(begin)

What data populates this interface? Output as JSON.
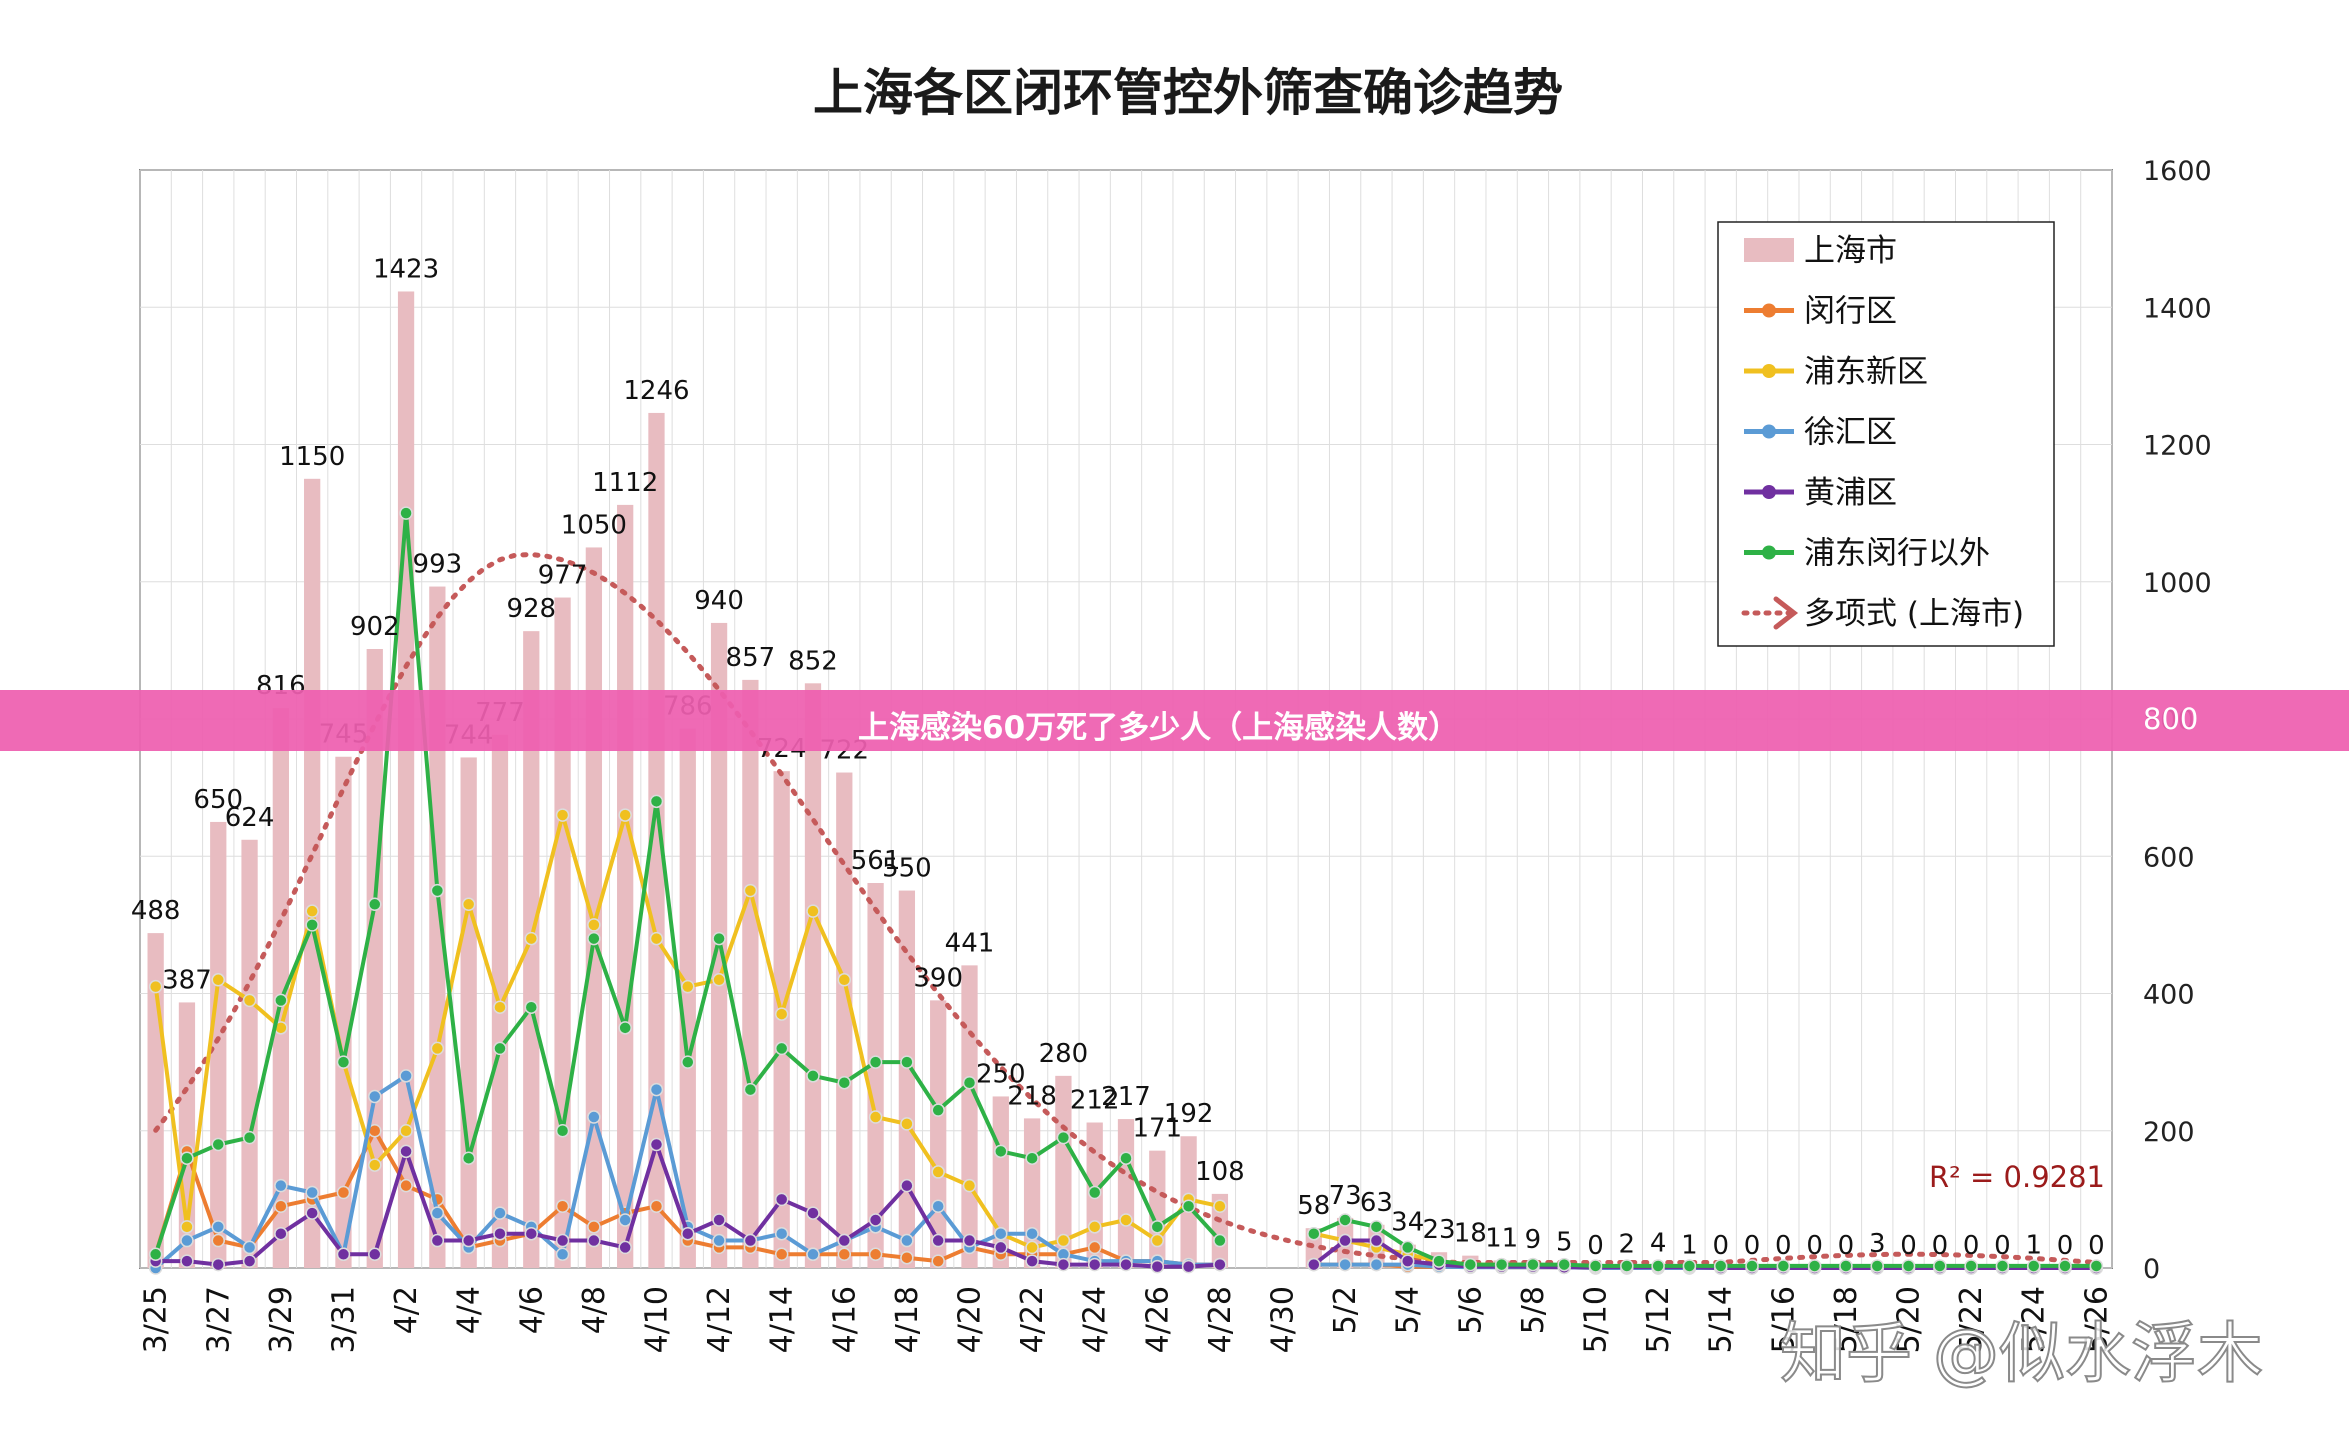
{
  "chart_data": {
    "type": "bar",
    "title": "上海各区闭环管控外筛查确诊趋势",
    "y_right_ticks": [
      "0",
      "200",
      "400",
      "600",
      "800",
      "1000",
      "1200",
      "1400",
      "1600"
    ],
    "ylim": [
      0,
      1600
    ],
    "grid": true,
    "legend_position": "top-right",
    "x_tick_labels": [
      "3/25",
      "3/27",
      "3/29",
      "3/31",
      "4/2",
      "4/4",
      "4/6",
      "4/8",
      "4/10",
      "4/12",
      "4/14",
      "4/16",
      "4/18",
      "4/20",
      "4/22",
      "4/24",
      "4/26",
      "4/28",
      "4/30",
      "5/2",
      "5/4",
      "5/6",
      "5/8",
      "5/10",
      "5/12",
      "5/14",
      "5/16",
      "5/18",
      "5/20",
      "5/22",
      "5/24",
      "5/26"
    ],
    "dates": [
      "3/25",
      "3/26",
      "3/27",
      "3/28",
      "3/29",
      "3/30",
      "3/31",
      "4/1",
      "4/2",
      "4/3",
      "4/4",
      "4/5",
      "4/6",
      "4/7",
      "4/8",
      "4/9",
      "4/10",
      "4/11",
      "4/12",
      "4/13",
      "4/14",
      "4/15",
      "4/16",
      "4/17",
      "4/18",
      "4/19",
      "4/20",
      "4/21",
      "4/22",
      "4/23",
      "4/24",
      "4/25",
      "4/26",
      "4/27",
      "4/28",
      "4/29",
      "4/30",
      "5/1",
      "5/2",
      "5/3",
      "5/4",
      "5/5",
      "5/6",
      "5/7",
      "5/8",
      "5/9",
      "5/10",
      "5/11",
      "5/12",
      "5/13",
      "5/14",
      "5/15",
      "5/16",
      "5/17",
      "5/18",
      "5/19",
      "5/20",
      "5/21",
      "5/22",
      "5/23",
      "5/24",
      "5/25",
      "5/26"
    ],
    "bar_series": {
      "name": "上海市",
      "color": "#e8bcc1",
      "values": [
        488,
        387,
        650,
        624,
        816,
        1150,
        745,
        902,
        1423,
        993,
        744,
        777,
        928,
        977,
        1050,
        1112,
        1246,
        786,
        940,
        857,
        724,
        852,
        722,
        561,
        550,
        390,
        441,
        250,
        218,
        280,
        212,
        217,
        171,
        192,
        108,
        null,
        null,
        58,
        73,
        63,
        34,
        23,
        18,
        11,
        9,
        5,
        0,
        2,
        4,
        1,
        0,
        0,
        0,
        0,
        0,
        3,
        0,
        0,
        0,
        0,
        1,
        0,
        0
      ],
      "labels": [
        "488",
        "387",
        "650",
        "624",
        "816",
        "1150",
        "745",
        "902",
        "1423",
        "993",
        "744",
        "777",
        "928",
        "977",
        "1050",
        "1112",
        "1246",
        "786",
        "940",
        "857",
        "724",
        "852",
        "722",
        "561",
        "550",
        "390",
        "441",
        "250",
        "218",
        "280",
        "212",
        "217",
        "171",
        "192",
        "108",
        "",
        "",
        "58",
        "73",
        "63",
        "34",
        "23",
        "18",
        "11",
        "9",
        "5",
        "0",
        "2",
        "4",
        "1",
        "0",
        "0",
        "0",
        "0",
        "0",
        "3",
        "0",
        "0",
        "0",
        "0",
        "1",
        "0",
        "0"
      ]
    },
    "line_series": [
      {
        "name": "闵行区",
        "color": "#ed7d31",
        "values": [
          20,
          170,
          40,
          30,
          90,
          100,
          110,
          200,
          120,
          100,
          30,
          40,
          50,
          90,
          60,
          80,
          90,
          40,
          30,
          30,
          20,
          20,
          20,
          20,
          15,
          10,
          30,
          20,
          20,
          20,
          30,
          10,
          10,
          5,
          5,
          null,
          null,
          5,
          5,
          5,
          2,
          2,
          2,
          1,
          1,
          1,
          0,
          0,
          0,
          0,
          0,
          0,
          0,
          0,
          0,
          0,
          0,
          0,
          0,
          0,
          0,
          0,
          0
        ]
      },
      {
        "name": "浦东新区",
        "color": "#f0c020",
        "values": [
          410,
          60,
          420,
          390,
          350,
          520,
          300,
          150,
          200,
          320,
          530,
          380,
          480,
          660,
          500,
          660,
          480,
          410,
          420,
          550,
          370,
          520,
          420,
          220,
          210,
          140,
          120,
          50,
          30,
          40,
          60,
          70,
          40,
          100,
          90,
          null,
          null,
          50,
          40,
          30,
          20,
          10,
          5,
          5,
          5,
          2,
          2,
          2,
          2,
          1,
          1,
          1,
          1,
          1,
          1,
          1,
          1,
          1,
          1,
          1,
          1,
          1,
          1
        ]
      },
      {
        "name": "徐汇区",
        "color": "#5b9bd5",
        "values": [
          0,
          40,
          60,
          30,
          120,
          110,
          20,
          250,
          280,
          80,
          30,
          80,
          60,
          20,
          220,
          70,
          260,
          60,
          40,
          40,
          50,
          20,
          40,
          60,
          40,
          90,
          30,
          50,
          50,
          20,
          10,
          10,
          10,
          5,
          5,
          null,
          null,
          5,
          5,
          5,
          5,
          2,
          1,
          1,
          1,
          1,
          0,
          0,
          0,
          0,
          0,
          0,
          0,
          0,
          0,
          0,
          0,
          0,
          0,
          0,
          0,
          0,
          0
        ]
      },
      {
        "name": "黄浦区",
        "color": "#7030a0",
        "values": [
          10,
          10,
          5,
          10,
          50,
          80,
          20,
          20,
          170,
          40,
          40,
          50,
          50,
          40,
          40,
          30,
          180,
          50,
          70,
          40,
          100,
          80,
          40,
          70,
          120,
          40,
          40,
          30,
          10,
          5,
          5,
          5,
          2,
          2,
          5,
          null,
          null,
          5,
          40,
          40,
          10,
          5,
          2,
          2,
          2,
          1,
          1,
          1,
          1,
          1,
          0,
          0,
          0,
          0,
          0,
          0,
          0,
          0,
          0,
          0,
          0,
          0,
          0
        ]
      },
      {
        "name": "浦东闵行以外",
        "color": "#2eb146",
        "values": [
          20,
          160,
          180,
          190,
          390,
          500,
          300,
          530,
          1100,
          550,
          160,
          320,
          380,
          200,
          480,
          350,
          680,
          300,
          480,
          260,
          320,
          280,
          270,
          300,
          300,
          230,
          270,
          170,
          160,
          190,
          110,
          160,
          60,
          90,
          40,
          null,
          null,
          50,
          70,
          60,
          30,
          10,
          5,
          5,
          5,
          5,
          3,
          3,
          3,
          3,
          3,
          3,
          3,
          3,
          3,
          3,
          3,
          3,
          3,
          3,
          3,
          3,
          3
        ]
      }
    ],
    "trendline": {
      "name": "多项式 (上海市)",
      "color": "#c55a5a",
      "r2_label": "R² = 0.9281"
    },
    "legend": [
      "上海市",
      "闵行区",
      "浦东新区",
      "徐汇区",
      "黄浦区",
      "浦东闵行以外",
      "多项式 (上海市)"
    ]
  },
  "banner": {
    "text": "上海感染60万死了多少人（上海感染人数）",
    "tick": "800"
  },
  "watermark": "知乎 @似水浮木"
}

(end)

▸ **REQUIRED WORK**
Leave the pictures out and output the rest of the listing exactly.

▸ **SOLUTION TO THE EXERCISE**
What data populates this interface? Output as JSON.
{
  "chart_data": {
    "type": "bar",
    "title": "上海各区闭环管控外筛查确诊趋势",
    "y_right_ticks": [
      "0",
      "200",
      "400",
      "600",
      "800",
      "1000",
      "1200",
      "1400",
      "1600"
    ],
    "ylim": [
      0,
      1600
    ],
    "grid": true,
    "legend_position": "top-right",
    "x_tick_labels": [
      "3/25",
      "3/27",
      "3/29",
      "3/31",
      "4/2",
      "4/4",
      "4/6",
      "4/8",
      "4/10",
      "4/12",
      "4/14",
      "4/16",
      "4/18",
      "4/20",
      "4/22",
      "4/24",
      "4/26",
      "4/28",
      "4/30",
      "5/2",
      "5/4",
      "5/6",
      "5/8",
      "5/10",
      "5/12",
      "5/14",
      "5/16",
      "5/18",
      "5/20",
      "5/22",
      "5/24",
      "5/26"
    ],
    "dates": [
      "3/25",
      "3/26",
      "3/27",
      "3/28",
      "3/29",
      "3/30",
      "3/31",
      "4/1",
      "4/2",
      "4/3",
      "4/4",
      "4/5",
      "4/6",
      "4/7",
      "4/8",
      "4/9",
      "4/10",
      "4/11",
      "4/12",
      "4/13",
      "4/14",
      "4/15",
      "4/16",
      "4/17",
      "4/18",
      "4/19",
      "4/20",
      "4/21",
      "4/22",
      "4/23",
      "4/24",
      "4/25",
      "4/26",
      "4/27",
      "4/28",
      "4/29",
      "4/30",
      "5/1",
      "5/2",
      "5/3",
      "5/4",
      "5/5",
      "5/6",
      "5/7",
      "5/8",
      "5/9",
      "5/10",
      "5/11",
      "5/12",
      "5/13",
      "5/14",
      "5/15",
      "5/16",
      "5/17",
      "5/18",
      "5/19",
      "5/20",
      "5/21",
      "5/22",
      "5/23",
      "5/24",
      "5/25",
      "5/26"
    ],
    "bar_series": {
      "name": "上海市",
      "color": "#e8bcc1",
      "values": [
        488,
        387,
        650,
        624,
        816,
        1150,
        745,
        902,
        1423,
        993,
        744,
        777,
        928,
        977,
        1050,
        1112,
        1246,
        786,
        940,
        857,
        724,
        852,
        722,
        561,
        550,
        390,
        441,
        250,
        218,
        280,
        212,
        217,
        171,
        192,
        108,
        null,
        null,
        58,
        73,
        63,
        34,
        23,
        18,
        11,
        9,
        5,
        0,
        2,
        4,
        1,
        0,
        0,
        0,
        0,
        0,
        3,
        0,
        0,
        0,
        0,
        1,
        0,
        0
      ],
      "labels": [
        "488",
        "387",
        "650",
        "624",
        "816",
        "1150",
        "745",
        "902",
        "1423",
        "993",
        "744",
        "777",
        "928",
        "977",
        "1050",
        "1112",
        "1246",
        "786",
        "940",
        "857",
        "724",
        "852",
        "722",
        "561",
        "550",
        "390",
        "441",
        "250",
        "218",
        "280",
        "212",
        "217",
        "171",
        "192",
        "108",
        "",
        "",
        "58",
        "73",
        "63",
        "34",
        "23",
        "18",
        "11",
        "9",
        "5",
        "0",
        "2",
        "4",
        "1",
        "0",
        "0",
        "0",
        "0",
        "0",
        "3",
        "0",
        "0",
        "0",
        "0",
        "1",
        "0",
        "0"
      ]
    },
    "line_series": [
      {
        "name": "闵行区",
        "color": "#ed7d31",
        "values": [
          20,
          170,
          40,
          30,
          90,
          100,
          110,
          200,
          120,
          100,
          30,
          40,
          50,
          90,
          60,
          80,
          90,
          40,
          30,
          30,
          20,
          20,
          20,
          20,
          15,
          10,
          30,
          20,
          20,
          20,
          30,
          10,
          10,
          5,
          5,
          null,
          null,
          5,
          5,
          5,
          2,
          2,
          2,
          1,
          1,
          1,
          0,
          0,
          0,
          0,
          0,
          0,
          0,
          0,
          0,
          0,
          0,
          0,
          0,
          0,
          0,
          0,
          0
        ]
      },
      {
        "name": "浦东新区",
        "color": "#f0c020",
        "values": [
          410,
          60,
          420,
          390,
          350,
          520,
          300,
          150,
          200,
          320,
          530,
          380,
          480,
          660,
          500,
          660,
          480,
          410,
          420,
          550,
          370,
          520,
          420,
          220,
          210,
          140,
          120,
          50,
          30,
          40,
          60,
          70,
          40,
          100,
          90,
          null,
          null,
          50,
          40,
          30,
          20,
          10,
          5,
          5,
          5,
          2,
          2,
          2,
          2,
          1,
          1,
          1,
          1,
          1,
          1,
          1,
          1,
          1,
          1,
          1,
          1,
          1,
          1
        ]
      },
      {
        "name": "徐汇区",
        "color": "#5b9bd5",
        "values": [
          0,
          40,
          60,
          30,
          120,
          110,
          20,
          250,
          280,
          80,
          30,
          80,
          60,
          20,
          220,
          70,
          260,
          60,
          40,
          40,
          50,
          20,
          40,
          60,
          40,
          90,
          30,
          50,
          50,
          20,
          10,
          10,
          10,
          5,
          5,
          null,
          null,
          5,
          5,
          5,
          5,
          2,
          1,
          1,
          1,
          1,
          0,
          0,
          0,
          0,
          0,
          0,
          0,
          0,
          0,
          0,
          0,
          0,
          0,
          0,
          0,
          0,
          0
        ]
      },
      {
        "name": "黄浦区",
        "color": "#7030a0",
        "values": [
          10,
          10,
          5,
          10,
          50,
          80,
          20,
          20,
          170,
          40,
          40,
          50,
          50,
          40,
          40,
          30,
          180,
          50,
          70,
          40,
          100,
          80,
          40,
          70,
          120,
          40,
          40,
          30,
          10,
          5,
          5,
          5,
          2,
          2,
          5,
          null,
          null,
          5,
          40,
          40,
          10,
          5,
          2,
          2,
          2,
          1,
          1,
          1,
          1,
          1,
          0,
          0,
          0,
          0,
          0,
          0,
          0,
          0,
          0,
          0,
          0,
          0,
          0
        ]
      },
      {
        "name": "浦东闵行以外",
        "color": "#2eb146",
        "values": [
          20,
          160,
          180,
          190,
          390,
          500,
          300,
          530,
          1100,
          550,
          160,
          320,
          380,
          200,
          480,
          350,
          680,
          300,
          480,
          260,
          320,
          280,
          270,
          300,
          300,
          230,
          270,
          170,
          160,
          190,
          110,
          160,
          60,
          90,
          40,
          null,
          null,
          50,
          70,
          60,
          30,
          10,
          5,
          5,
          5,
          5,
          3,
          3,
          3,
          3,
          3,
          3,
          3,
          3,
          3,
          3,
          3,
          3,
          3,
          3,
          3,
          3,
          3
        ]
      }
    ],
    "trendline": {
      "name": "多项式 (上海市)",
      "color": "#c55a5a",
      "r2_label": "R² = 0.9281"
    },
    "legend": [
      "上海市",
      "闵行区",
      "浦东新区",
      "徐汇区",
      "黄浦区",
      "浦东闵行以外",
      "多项式 (上海市)"
    ]
  },
  "banner": {
    "text": "上海感染60万死了多少人（上海感染人数）",
    "tick": "800"
  },
  "watermark": "知乎 @似水浮木"
}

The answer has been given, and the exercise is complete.